**WORK TO BE COMPLETED:** Extract all of the entries and give them again, word for word.

**RECORDS SUPPLIED:**
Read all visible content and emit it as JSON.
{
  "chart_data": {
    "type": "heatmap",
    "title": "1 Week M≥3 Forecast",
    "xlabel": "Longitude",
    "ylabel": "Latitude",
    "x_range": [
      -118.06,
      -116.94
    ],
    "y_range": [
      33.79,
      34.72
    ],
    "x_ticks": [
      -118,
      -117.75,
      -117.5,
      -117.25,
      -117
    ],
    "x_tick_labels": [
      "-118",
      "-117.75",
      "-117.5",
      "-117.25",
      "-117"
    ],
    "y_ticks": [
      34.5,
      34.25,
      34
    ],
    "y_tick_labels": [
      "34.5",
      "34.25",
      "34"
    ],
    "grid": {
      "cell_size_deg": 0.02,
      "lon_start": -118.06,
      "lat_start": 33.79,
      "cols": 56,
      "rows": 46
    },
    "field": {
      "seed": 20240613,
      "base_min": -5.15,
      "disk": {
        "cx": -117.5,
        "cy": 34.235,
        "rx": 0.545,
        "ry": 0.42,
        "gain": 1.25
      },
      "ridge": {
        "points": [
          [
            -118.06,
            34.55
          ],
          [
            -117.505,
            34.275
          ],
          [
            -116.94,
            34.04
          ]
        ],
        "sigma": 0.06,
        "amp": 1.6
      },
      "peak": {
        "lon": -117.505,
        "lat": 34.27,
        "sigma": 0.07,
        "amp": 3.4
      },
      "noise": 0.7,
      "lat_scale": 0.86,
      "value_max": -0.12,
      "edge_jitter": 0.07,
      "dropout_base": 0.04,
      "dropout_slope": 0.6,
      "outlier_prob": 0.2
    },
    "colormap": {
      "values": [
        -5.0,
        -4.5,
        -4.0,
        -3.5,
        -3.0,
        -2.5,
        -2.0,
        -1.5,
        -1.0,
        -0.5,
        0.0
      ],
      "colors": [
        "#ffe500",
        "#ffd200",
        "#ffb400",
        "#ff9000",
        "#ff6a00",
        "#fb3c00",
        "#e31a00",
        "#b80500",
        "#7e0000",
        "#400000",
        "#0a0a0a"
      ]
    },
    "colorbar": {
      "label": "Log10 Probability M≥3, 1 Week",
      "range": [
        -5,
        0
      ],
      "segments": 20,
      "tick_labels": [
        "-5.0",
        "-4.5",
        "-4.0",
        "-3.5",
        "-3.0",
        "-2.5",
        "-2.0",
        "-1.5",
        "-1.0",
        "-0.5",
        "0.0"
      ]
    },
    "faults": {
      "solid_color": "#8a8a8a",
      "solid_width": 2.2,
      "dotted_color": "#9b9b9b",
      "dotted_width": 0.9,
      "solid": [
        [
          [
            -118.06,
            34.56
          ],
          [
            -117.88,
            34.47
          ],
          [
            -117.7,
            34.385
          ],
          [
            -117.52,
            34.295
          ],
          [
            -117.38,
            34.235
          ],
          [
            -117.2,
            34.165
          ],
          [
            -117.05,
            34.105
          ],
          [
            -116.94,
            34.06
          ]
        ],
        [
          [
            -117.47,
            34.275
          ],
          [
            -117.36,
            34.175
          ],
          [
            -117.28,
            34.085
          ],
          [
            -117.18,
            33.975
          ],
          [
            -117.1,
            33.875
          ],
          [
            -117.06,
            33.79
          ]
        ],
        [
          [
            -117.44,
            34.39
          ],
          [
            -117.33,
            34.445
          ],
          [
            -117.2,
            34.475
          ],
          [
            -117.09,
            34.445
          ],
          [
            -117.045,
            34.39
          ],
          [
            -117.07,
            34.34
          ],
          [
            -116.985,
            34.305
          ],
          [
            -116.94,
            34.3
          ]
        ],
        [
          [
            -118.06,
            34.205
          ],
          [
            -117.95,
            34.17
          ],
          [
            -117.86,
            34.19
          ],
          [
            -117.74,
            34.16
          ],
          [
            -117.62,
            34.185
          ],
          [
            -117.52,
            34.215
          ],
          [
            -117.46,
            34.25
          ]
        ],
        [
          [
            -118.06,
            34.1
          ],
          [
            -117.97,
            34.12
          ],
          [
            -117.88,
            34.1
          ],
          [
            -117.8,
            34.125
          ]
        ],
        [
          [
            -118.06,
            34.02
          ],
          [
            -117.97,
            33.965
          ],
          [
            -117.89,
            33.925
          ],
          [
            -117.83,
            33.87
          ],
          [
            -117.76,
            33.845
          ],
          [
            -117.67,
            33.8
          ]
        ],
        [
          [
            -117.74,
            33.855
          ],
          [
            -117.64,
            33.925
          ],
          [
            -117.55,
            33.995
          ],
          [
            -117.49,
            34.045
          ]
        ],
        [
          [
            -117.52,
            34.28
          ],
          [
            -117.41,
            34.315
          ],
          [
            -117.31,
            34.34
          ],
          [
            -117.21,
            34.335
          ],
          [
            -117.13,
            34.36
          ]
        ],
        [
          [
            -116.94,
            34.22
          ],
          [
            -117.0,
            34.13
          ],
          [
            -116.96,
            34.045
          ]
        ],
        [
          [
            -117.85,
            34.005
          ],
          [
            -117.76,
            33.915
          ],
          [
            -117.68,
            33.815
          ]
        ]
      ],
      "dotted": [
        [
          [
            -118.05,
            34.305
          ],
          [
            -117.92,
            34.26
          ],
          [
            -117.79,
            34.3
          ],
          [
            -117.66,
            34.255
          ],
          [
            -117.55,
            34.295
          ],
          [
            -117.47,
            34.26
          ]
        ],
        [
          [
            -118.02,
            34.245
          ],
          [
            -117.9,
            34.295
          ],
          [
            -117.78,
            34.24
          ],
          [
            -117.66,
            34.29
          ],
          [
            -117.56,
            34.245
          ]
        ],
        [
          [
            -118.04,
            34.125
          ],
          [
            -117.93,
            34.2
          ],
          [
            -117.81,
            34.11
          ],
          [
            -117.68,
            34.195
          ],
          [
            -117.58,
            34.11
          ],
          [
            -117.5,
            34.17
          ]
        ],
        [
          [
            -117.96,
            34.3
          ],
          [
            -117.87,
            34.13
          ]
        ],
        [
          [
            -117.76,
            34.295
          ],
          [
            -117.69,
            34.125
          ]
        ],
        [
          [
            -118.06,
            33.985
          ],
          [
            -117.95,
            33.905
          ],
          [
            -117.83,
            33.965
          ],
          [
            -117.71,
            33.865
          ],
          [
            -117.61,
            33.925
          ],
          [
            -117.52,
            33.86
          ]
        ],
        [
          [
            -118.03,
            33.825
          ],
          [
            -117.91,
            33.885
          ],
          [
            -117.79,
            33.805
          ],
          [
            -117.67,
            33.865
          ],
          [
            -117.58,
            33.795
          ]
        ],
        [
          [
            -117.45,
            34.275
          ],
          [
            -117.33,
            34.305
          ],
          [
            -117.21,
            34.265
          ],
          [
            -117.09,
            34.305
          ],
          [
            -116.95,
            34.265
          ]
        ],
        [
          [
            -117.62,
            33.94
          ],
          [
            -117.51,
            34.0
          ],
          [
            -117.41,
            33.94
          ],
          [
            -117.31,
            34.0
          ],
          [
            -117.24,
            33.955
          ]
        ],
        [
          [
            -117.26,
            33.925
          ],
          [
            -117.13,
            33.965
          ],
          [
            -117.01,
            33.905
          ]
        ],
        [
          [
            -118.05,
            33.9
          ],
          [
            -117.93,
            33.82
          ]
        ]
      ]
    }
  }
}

**EXPECTED ANSWER:**
Read all visible content and emit it as JSON.
{
  "chart_data": {
    "type": "heatmap",
    "title": "1 Week M≥3 Forecast",
    "xlabel": "Longitude",
    "ylabel": "Latitude",
    "x_range": [
      -118.06,
      -116.94
    ],
    "y_range": [
      33.79,
      34.72
    ],
    "x_ticks": [
      -118,
      -117.75,
      -117.5,
      -117.25,
      -117
    ],
    "x_tick_labels": [
      "-118",
      "-117.75",
      "-117.5",
      "-117.25",
      "-117"
    ],
    "y_ticks": [
      34.5,
      34.25,
      34
    ],
    "y_tick_labels": [
      "34.5",
      "34.25",
      "34"
    ],
    "grid": {
      "cell_size_deg": 0.02,
      "lon_start": -118.06,
      "lat_start": 33.79,
      "cols": 56,
      "rows": 46
    },
    "field": {
      "seed": 20240613,
      "base_min": -5.15,
      "disk": {
        "cx": -117.5,
        "cy": 34.235,
        "rx": 0.545,
        "ry": 0.42,
        "gain": 1.25
      },
      "ridge": {
        "points": [
          [
            -118.06,
            34.55
          ],
          [
            -117.505,
            34.275
          ],
          [
            -116.94,
            34.04
          ]
        ],
        "sigma": 0.06,
        "amp": 1.6
      },
      "peak": {
        "lon": -117.505,
        "lat": 34.27,
        "sigma": 0.07,
        "amp": 3.4
      },
      "noise": 0.7,
      "lat_scale": 0.86,
      "value_max": -0.12,
      "edge_jitter": 0.07,
      "dropout_base": 0.04,
      "dropout_slope": 0.6,
      "outlier_prob": 0.2
    },
    "colormap": {
      "values": [
        -5.0,
        -4.5,
        -4.0,
        -3.5,
        -3.0,
        -2.5,
        -2.0,
        -1.5,
        -1.0,
        -0.5,
        0.0
      ],
      "colors": [
        "#ffe500",
        "#ffd200",
        "#ffb400",
        "#ff9000",
        "#ff6a00",
        "#fb3c00",
        "#e31a00",
        "#b80500",
        "#7e0000",
        "#400000",
        "#0a0a0a"
      ]
    },
    "colorbar": {
      "label": "Log10 Probability M≥3, 1 Week",
      "range": [
        -5,
        0
      ],
      "segments": 20,
      "tick_labels": [
        "-5.0",
        "-4.5",
        "-4.0",
        "-3.5",
        "-3.0",
        "-2.5",
        "-2.0",
        "-1.5",
        "-1.0",
        "-0.5",
        "0.0"
      ]
    },
    "faults": {
      "solid_color": "#8a8a8a",
      "solid_width": 2.2,
      "dotted_color": "#9b9b9b",
      "dotted_width": 0.9,
      "solid": [
        [
          [
            -118.06,
            34.56
          ],
          [
            -117.88,
            34.47
          ],
          [
            -117.7,
            34.385
          ],
          [
            -117.52,
            34.295
          ],
          [
            -117.38,
            34.235
          ],
          [
            -117.2,
            34.165
          ],
          [
            -117.05,
            34.105
          ],
          [
            -116.94,
            34.06
          ]
        ],
        [
          [
            -117.47,
            34.275
          ],
          [
            -117.36,
            34.175
          ],
          [
            -117.28,
            34.085
          ],
          [
            -117.18,
            33.975
          ],
          [
            -117.1,
            33.875
          ],
          [
            -117.06,
            33.79
          ]
        ],
        [
          [
            -117.44,
            34.39
          ],
          [
            -117.33,
            34.445
          ],
          [
            -117.2,
            34.475
          ],
          [
            -117.09,
            34.445
          ],
          [
            -117.045,
            34.39
          ],
          [
            -117.07,
            34.34
          ],
          [
            -116.985,
            34.305
          ],
          [
            -116.94,
            34.3
          ]
        ],
        [
          [
            -118.06,
            34.205
          ],
          [
            -117.95,
            34.17
          ],
          [
            -117.86,
            34.19
          ],
          [
            -117.74,
            34.16
          ],
          [
            -117.62,
            34.185
          ],
          [
            -117.52,
            34.215
          ],
          [
            -117.46,
            34.25
          ]
        ],
        [
          [
            -118.06,
            34.1
          ],
          [
            -117.97,
            34.12
          ],
          [
            -117.88,
            34.1
          ],
          [
            -117.8,
            34.125
          ]
        ],
        [
          [
            -118.06,
            34.02
          ],
          [
            -117.97,
            33.965
          ],
          [
            -117.89,
            33.925
          ],
          [
            -117.83,
            33.87
          ],
          [
            -117.76,
            33.845
          ],
          [
            -117.67,
            33.8
          ]
        ],
        [
          [
            -117.74,
            33.855
          ],
          [
            -117.64,
            33.925
          ],
          [
            -117.55,
            33.995
          ],
          [
            -117.49,
            34.045
          ]
        ],
        [
          [
            -117.52,
            34.28
          ],
          [
            -117.41,
            34.315
          ],
          [
            -117.31,
            34.34
          ],
          [
            -117.21,
            34.335
          ],
          [
            -117.13,
            34.36
          ]
        ],
        [
          [
            -116.94,
            34.22
          ],
          [
            -117.0,
            34.13
          ],
          [
            -116.96,
            34.045
          ]
        ],
        [
          [
            -117.85,
            34.005
          ],
          [
            -117.76,
            33.915
          ],
          [
            -117.68,
            33.815
          ]
        ]
      ],
      "dotted": [
        [
          [
            -118.05,
            34.305
          ],
          [
            -117.92,
            34.26
          ],
          [
            -117.79,
            34.3
          ],
          [
            -117.66,
            34.255
          ],
          [
            -117.55,
            34.295
          ],
          [
            -117.47,
            34.26
          ]
        ],
        [
          [
            -118.02,
            34.245
          ],
          [
            -117.9,
            34.295
          ],
          [
            -117.78,
            34.24
          ],
          [
            -117.66,
            34.29
          ],
          [
            -117.56,
            34.245
          ]
        ],
        [
          [
            -118.04,
            34.125
          ],
          [
            -117.93,
            34.2
          ],
          [
            -117.81,
            34.11
          ],
          [
            -117.68,
            34.195
          ],
          [
            -117.58,
            34.11
          ],
          [
            -117.5,
            34.17
          ]
        ],
        [
          [
            -117.96,
            34.3
          ],
          [
            -117.87,
            34.13
          ]
        ],
        [
          [
            -117.76,
            34.295
          ],
          [
            -117.69,
            34.125
          ]
        ],
        [
          [
            -118.06,
            33.985
          ],
          [
            -117.95,
            33.905
          ],
          [
            -117.83,
            33.965
          ],
          [
            -117.71,
            33.865
          ],
          [
            -117.61,
            33.925
          ],
          [
            -117.52,
            33.86
          ]
        ],
        [
          [
            -118.03,
            33.825
          ],
          [
            -117.91,
            33.885
          ],
          [
            -117.79,
            33.805
          ],
          [
            -117.67,
            33.865
          ],
          [
            -117.58,
            33.795
          ]
        ],
        [
          [
            -117.45,
            34.275
          ],
          [
            -117.33,
            34.305
          ],
          [
            -117.21,
            34.265
          ],
          [
            -117.09,
            34.305
          ],
          [
            -116.95,
            34.265
          ]
        ],
        [
          [
            -117.62,
            33.94
          ],
          [
            -117.51,
            34.0
          ],
          [
            -117.41,
            33.94
          ],
          [
            -117.31,
            34.0
          ],
          [
            -117.24,
            33.955
          ]
        ],
        [
          [
            -117.26,
            33.925
          ],
          [
            -117.13,
            33.965
          ],
          [
            -117.01,
            33.905
          ]
        ],
        [
          [
            -118.05,
            33.9
          ],
          [
            -117.93,
            33.82
          ]
        ]
      ]
    }
  }
}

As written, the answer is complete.